* **Exercise objective**
Transcribe each record exactly. Include every one.

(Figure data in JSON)

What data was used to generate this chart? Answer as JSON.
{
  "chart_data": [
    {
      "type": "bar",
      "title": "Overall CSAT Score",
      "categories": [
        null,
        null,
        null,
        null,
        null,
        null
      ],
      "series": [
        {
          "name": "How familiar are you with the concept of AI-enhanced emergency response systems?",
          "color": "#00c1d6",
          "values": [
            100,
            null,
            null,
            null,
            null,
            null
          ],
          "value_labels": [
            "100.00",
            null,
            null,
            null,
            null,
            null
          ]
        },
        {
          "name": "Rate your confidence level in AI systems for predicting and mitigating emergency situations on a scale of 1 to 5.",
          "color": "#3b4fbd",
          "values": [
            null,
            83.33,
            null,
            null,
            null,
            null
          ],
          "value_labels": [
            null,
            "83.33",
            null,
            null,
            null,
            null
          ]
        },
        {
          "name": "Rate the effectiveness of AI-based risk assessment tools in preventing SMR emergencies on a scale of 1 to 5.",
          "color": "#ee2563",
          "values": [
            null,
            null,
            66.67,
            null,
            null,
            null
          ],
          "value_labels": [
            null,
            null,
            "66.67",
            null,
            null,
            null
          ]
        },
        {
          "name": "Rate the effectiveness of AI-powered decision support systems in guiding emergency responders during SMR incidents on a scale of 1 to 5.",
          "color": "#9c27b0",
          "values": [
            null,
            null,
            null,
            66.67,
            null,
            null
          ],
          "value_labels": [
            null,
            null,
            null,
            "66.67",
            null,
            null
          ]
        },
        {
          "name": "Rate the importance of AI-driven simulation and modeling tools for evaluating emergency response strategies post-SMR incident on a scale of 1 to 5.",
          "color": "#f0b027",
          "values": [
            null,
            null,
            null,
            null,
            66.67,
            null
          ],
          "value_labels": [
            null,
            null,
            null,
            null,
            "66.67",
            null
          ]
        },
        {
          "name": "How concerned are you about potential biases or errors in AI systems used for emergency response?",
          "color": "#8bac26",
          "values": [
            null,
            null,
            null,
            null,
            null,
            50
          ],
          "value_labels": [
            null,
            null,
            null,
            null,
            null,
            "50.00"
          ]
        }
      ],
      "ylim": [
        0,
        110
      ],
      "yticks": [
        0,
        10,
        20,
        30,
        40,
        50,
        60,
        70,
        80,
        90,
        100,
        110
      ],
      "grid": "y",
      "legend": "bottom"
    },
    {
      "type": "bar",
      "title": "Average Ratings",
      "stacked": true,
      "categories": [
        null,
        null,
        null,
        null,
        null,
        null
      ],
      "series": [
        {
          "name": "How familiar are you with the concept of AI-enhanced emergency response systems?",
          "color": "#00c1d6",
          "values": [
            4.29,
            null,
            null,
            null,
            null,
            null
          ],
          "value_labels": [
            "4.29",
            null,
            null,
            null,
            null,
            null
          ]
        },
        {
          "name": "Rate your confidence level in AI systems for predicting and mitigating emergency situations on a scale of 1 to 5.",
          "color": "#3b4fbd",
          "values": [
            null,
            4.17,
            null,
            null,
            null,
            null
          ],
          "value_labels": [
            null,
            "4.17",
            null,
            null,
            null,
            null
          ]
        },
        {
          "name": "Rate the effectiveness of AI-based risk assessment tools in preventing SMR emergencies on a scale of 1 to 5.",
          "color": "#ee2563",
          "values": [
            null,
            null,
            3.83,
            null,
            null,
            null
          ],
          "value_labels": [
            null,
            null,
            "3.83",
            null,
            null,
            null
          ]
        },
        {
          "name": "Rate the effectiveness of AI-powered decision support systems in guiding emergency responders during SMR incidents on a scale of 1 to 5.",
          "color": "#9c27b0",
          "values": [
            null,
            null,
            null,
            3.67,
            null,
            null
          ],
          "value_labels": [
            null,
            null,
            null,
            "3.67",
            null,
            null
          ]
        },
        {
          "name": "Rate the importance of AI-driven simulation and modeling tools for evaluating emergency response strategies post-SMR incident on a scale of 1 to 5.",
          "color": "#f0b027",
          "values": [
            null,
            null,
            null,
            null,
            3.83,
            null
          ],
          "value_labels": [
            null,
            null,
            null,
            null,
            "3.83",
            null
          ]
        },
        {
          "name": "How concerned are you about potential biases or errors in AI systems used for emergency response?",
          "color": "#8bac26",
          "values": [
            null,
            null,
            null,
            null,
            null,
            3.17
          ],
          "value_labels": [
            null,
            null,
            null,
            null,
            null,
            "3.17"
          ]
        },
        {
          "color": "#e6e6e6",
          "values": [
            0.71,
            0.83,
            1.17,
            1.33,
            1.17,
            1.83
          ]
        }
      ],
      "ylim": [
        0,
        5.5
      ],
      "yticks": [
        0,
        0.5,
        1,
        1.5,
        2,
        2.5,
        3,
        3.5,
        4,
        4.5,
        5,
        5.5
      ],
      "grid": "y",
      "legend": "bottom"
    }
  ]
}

* **Task answer**
What data was used to generate this chart? Answer as JSON.
{
  "chart_data": [
    {
      "type": "bar",
      "title": "Overall CSAT Score",
      "categories": [
        null,
        null,
        null,
        null,
        null,
        null
      ],
      "series": [
        {
          "name": "How familiar are you with the concept of AI-enhanced emergency response systems?",
          "color": "#00c1d6",
          "values": [
            100,
            null,
            null,
            null,
            null,
            null
          ],
          "value_labels": [
            "100.00",
            null,
            null,
            null,
            null,
            null
          ]
        },
        {
          "name": "Rate your confidence level in AI systems for predicting and mitigating emergency situations on a scale of 1 to 5.",
          "color": "#3b4fbd",
          "values": [
            null,
            83.33,
            null,
            null,
            null,
            null
          ],
          "value_labels": [
            null,
            "83.33",
            null,
            null,
            null,
            null
          ]
        },
        {
          "name": "Rate the effectiveness of AI-based risk assessment tools in preventing SMR emergencies on a scale of 1 to 5.",
          "color": "#ee2563",
          "values": [
            null,
            null,
            66.67,
            null,
            null,
            null
          ],
          "value_labels": [
            null,
            null,
            "66.67",
            null,
            null,
            null
          ]
        },
        {
          "name": "Rate the effectiveness of AI-powered decision support systems in guiding emergency responders during SMR incidents on a scale of 1 to 5.",
          "color": "#9c27b0",
          "values": [
            null,
            null,
            null,
            66.67,
            null,
            null
          ],
          "value_labels": [
            null,
            null,
            null,
            "66.67",
            null,
            null
          ]
        },
        {
          "name": "Rate the importance of AI-driven simulation and modeling tools for evaluating emergency response strategies post-SMR incident on a scale of 1 to 5.",
          "color": "#f0b027",
          "values": [
            null,
            null,
            null,
            null,
            66.67,
            null
          ],
          "value_labels": [
            null,
            null,
            null,
            null,
            "66.67",
            null
          ]
        },
        {
          "name": "How concerned are you about potential biases or errors in AI systems used for emergency response?",
          "color": "#8bac26",
          "values": [
            null,
            null,
            null,
            null,
            null,
            50
          ],
          "value_labels": [
            null,
            null,
            null,
            null,
            null,
            "50.00"
          ]
        }
      ],
      "ylim": [
        0,
        110
      ],
      "yticks": [
        0,
        10,
        20,
        30,
        40,
        50,
        60,
        70,
        80,
        90,
        100,
        110
      ],
      "grid": "y",
      "legend": "bottom"
    },
    {
      "type": "bar",
      "title": "Average Ratings",
      "stacked": true,
      "categories": [
        null,
        null,
        null,
        null,
        null,
        null
      ],
      "series": [
        {
          "name": "How familiar are you with the concept of AI-enhanced emergency response systems?",
          "color": "#00c1d6",
          "values": [
            4.29,
            null,
            null,
            null,
            null,
            null
          ],
          "value_labels": [
            "4.29",
            null,
            null,
            null,
            null,
            null
          ]
        },
        {
          "name": "Rate your confidence level in AI systems for predicting and mitigating emergency situations on a scale of 1 to 5.",
          "color": "#3b4fbd",
          "values": [
            null,
            4.17,
            null,
            null,
            null,
            null
          ],
          "value_labels": [
            null,
            "4.17",
            null,
            null,
            null,
            null
          ]
        },
        {
          "name": "Rate the effectiveness of AI-based risk assessment tools in preventing SMR emergencies on a scale of 1 to 5.",
          "color": "#ee2563",
          "values": [
            null,
            null,
            3.83,
            null,
            null,
            null
          ],
          "value_labels": [
            null,
            null,
            "3.83",
            null,
            null,
            null
          ]
        },
        {
          "name": "Rate the effectiveness of AI-powered decision support systems in guiding emergency responders during SMR incidents on a scale of 1 to 5.",
          "color": "#9c27b0",
          "values": [
            null,
            null,
            null,
            3.67,
            null,
            null
          ],
          "value_labels": [
            null,
            null,
            null,
            "3.67",
            null,
            null
          ]
        },
        {
          "name": "Rate the importance of AI-driven simulation and modeling tools for evaluating emergency response strategies post-SMR incident on a scale of 1 to 5.",
          "color": "#f0b027",
          "values": [
            null,
            null,
            null,
            null,
            3.83,
            null
          ],
          "value_labels": [
            null,
            null,
            null,
            null,
            "3.83",
            null
          ]
        },
        {
          "name": "How concerned are you about potential biases or errors in AI systems used for emergency response?",
          "color": "#8bac26",
          "values": [
            null,
            null,
            null,
            null,
            null,
            3.17
          ],
          "value_labels": [
            null,
            null,
            null,
            null,
            null,
            "3.17"
          ]
        },
        {
          "color": "#e6e6e6",
          "values": [
            0.71,
            0.83,
            1.17,
            1.33,
            1.17,
            1.83
          ]
        }
      ],
      "ylim": [
        0,
        5.5
      ],
      "yticks": [
        0,
        0.5,
        1,
        1.5,
        2,
        2.5,
        3,
        3.5,
        4,
        4.5,
        5,
        5.5
      ],
      "grid": "y",
      "legend": "bottom"
    }
  ]
}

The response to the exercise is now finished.